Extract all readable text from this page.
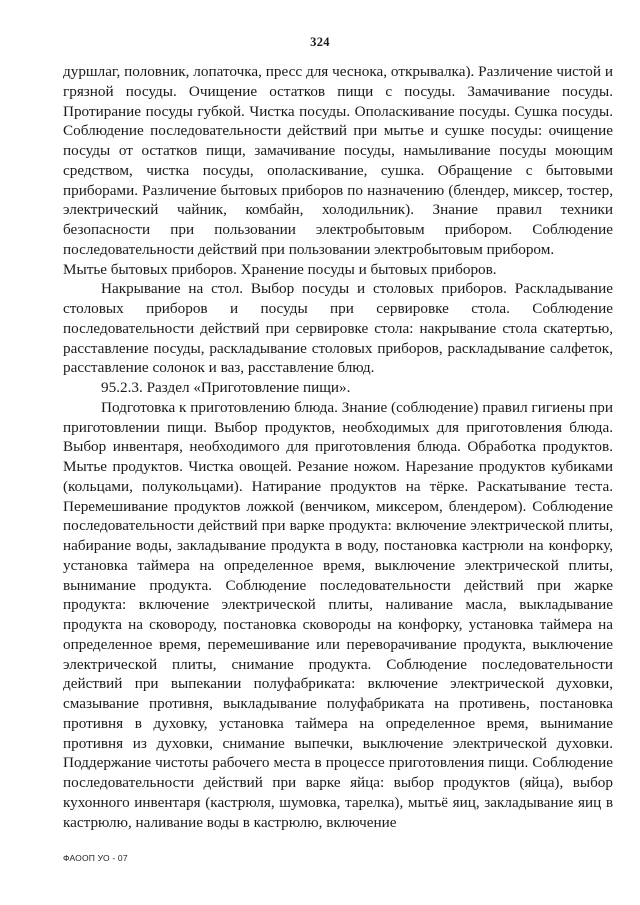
324

дуршлаг, половник, лопаточка, пресс для чеснока, открывалка). Различение чистой и грязной посуды. Очищение остатков пищи с посуды. Замачивание посуды. Протирание посуды губкой. Чистка посуды. Ополаскивание посуды. Сушка посуды. Соблюдение последовательности действий при мытье и сушке посуды: очищение посуды от остатков пищи, замачивание посуды, намыливание посуды моющим средством, чистка посуды, ополаскивание, сушка. Обращение с бытовыми приборами. Различение бытовых приборов по назначению (блендер, миксер, тостер, электрический чайник, комбайн, холодильник). Знание правил техники безопасности при пользовании электробытовым прибором. Соблюдение последовательности действий при пользовании электробытовым прибором.

Мытье бытовых приборов. Хранение посуды и бытовых приборов.

Накрывание на стол. Выбор посуды и столовых приборов. Раскладывание столовых приборов и посуды при сервировке стола. Соблюдение последовательности действий при сервировке стола: накрывание стола скатертью, расставление посуды, раскладывание столовых приборов, раскладывание салфеток, расставление солонок и ваз, расставление блюд.

95.2.3. Раздел «Приготовление пищи».

Подготовка к приготовлению блюда. Знание (соблюдение) правил гигиены при приготовлении пищи. Выбор продуктов, необходимых для приготовления блюда. Выбор инвентаря, необходимого для приготовления блюда. Обработка продуктов. Мытье продуктов. Чистка овощей. Резание ножом. Нарезание продуктов кубиками (кольцами, полукольцами). Натирание продуктов на тёрке. Раскатывание теста. Перемешивание продуктов ложкой (венчиком, миксером, блендером). Соблюдение последовательности действий при варке продукта: включение электрической плиты, набирание воды, закладывание продукта в воду, постановка кастрюли на конфорку, установка таймера на определенное время, выключение электрической плиты, вынимание продукта. Соблюдение последовательности действий при жарке продукта: включение электрической плиты, наливание масла, выкладывание продукта на сковороду, постановка сковороды на конфорку, установка таймера на определенное время, перемешивание или переворачивание продукта, выключение электрической плиты, снимание продукта. Соблюдение последовательности действий при выпекании полуфабриката: включение электрической духовки, смазывание противня, выкладывание полуфабриката на противень, постановка противня в духовку, установка таймера на определенное время, вынимание противня из духовки, снимание выпечки, выключение электрической духовки. Поддержание чистоты рабочего места в процессе приготовления пищи. Соблюдение последовательности действий при варке яйца: выбор продуктов (яйца), выбор кухонного инвентаря (кастрюля, шумовка, тарелка), мытьё яиц, закладывание яиц в кастрюлю, наливание воды в кастрюлю, включение

ФАООП УО - 07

● ● ● ● ●

(Exercise): Write out the records above exactly as they stand, leaving out every picture.

(Result of this task):
Extract all readable text from this page.
324

дуршлаг, половник, лопаточка, пресс для чеснока, открывалка). Различение чистой и грязной посуды. Очищение остатков пищи с посуды. Замачивание посуды. Протирание посуды губкой. Чистка посуды. Ополаскивание посуды. Сушка посуды. Соблюдение последовательности действий при мытье и сушке посуды: очищение посуды от остатков пищи, замачивание посуды, намыливание посуды моющим средством, чистка посуды, ополаскивание, сушка. Обращение с бытовыми приборами. Различение бытовых приборов по назначению (блендер, миксер, тостер, электрический чайник, комбайн, холодильник). Знание правил техники безопасности при пользовании электробытовым прибором. Соблюдение последовательности действий при пользовании электробытовым прибором.

Мытье бытовых приборов. Хранение посуды и бытовых приборов.

Накрывание на стол. Выбор посуды и столовых приборов. Раскладывание столовых приборов и посуды при сервировке стола. Соблюдение последовательности действий при сервировке стола: накрывание стола скатертью, расставление посуды, раскладывание столовых приборов, раскладывание салфеток, расставление солонок и ваз, расставление блюд.

95.2.3. Раздел «Приготовление пищи».

Подготовка к приготовлению блюда. Знание (соблюдение) правил гигиены при приготовлении пищи. Выбор продуктов, необходимых для приготовления блюда. Выбор инвентаря, необходимого для приготовления блюда. Обработка продуктов. Мытье продуктов. Чистка овощей. Резание ножом. Нарезание продуктов кубиками (кольцами, полукольцами). Натирание продуктов на тёрке. Раскатывание теста. Перемешивание продуктов ложкой (венчиком, миксером, блендером). Соблюдение последовательности действий при варке продукта: включение электрической плиты, набирание воды, закладывание продукта в воду, постановка кастрюли на конфорку, установка таймера на определенное время, выключение электрической плиты, вынимание продукта. Соблюдение последовательности действий при жарке продукта: включение электрической плиты, наливание масла, выкладывание продукта на сковороду, постановка сковороды на конфорку, установка таймера на определенное время, перемешивание или переворачивание продукта, выключение электрической плиты, снимание продукта. Соблюдение последовательности действий при выпекании полуфабриката: включение электрической духовки, смазывание противня, выкладывание полуфабриката на противень, постановка противня в духовку, установка таймера на определенное время, вынимание противня из духовки, снимание выпечки, выключение электрической духовки. Поддержание чистоты рабочего места в процессе приготовления пищи. Соблюдение последовательности действий при варке яйца: выбор продуктов (яйца), выбор кухонного инвентаря (кастрюля, шумовка, тарелка), мытьё яиц, закладывание яиц в кастрюлю, наливание воды в кастрюлю, включение

ФАООП УО - 07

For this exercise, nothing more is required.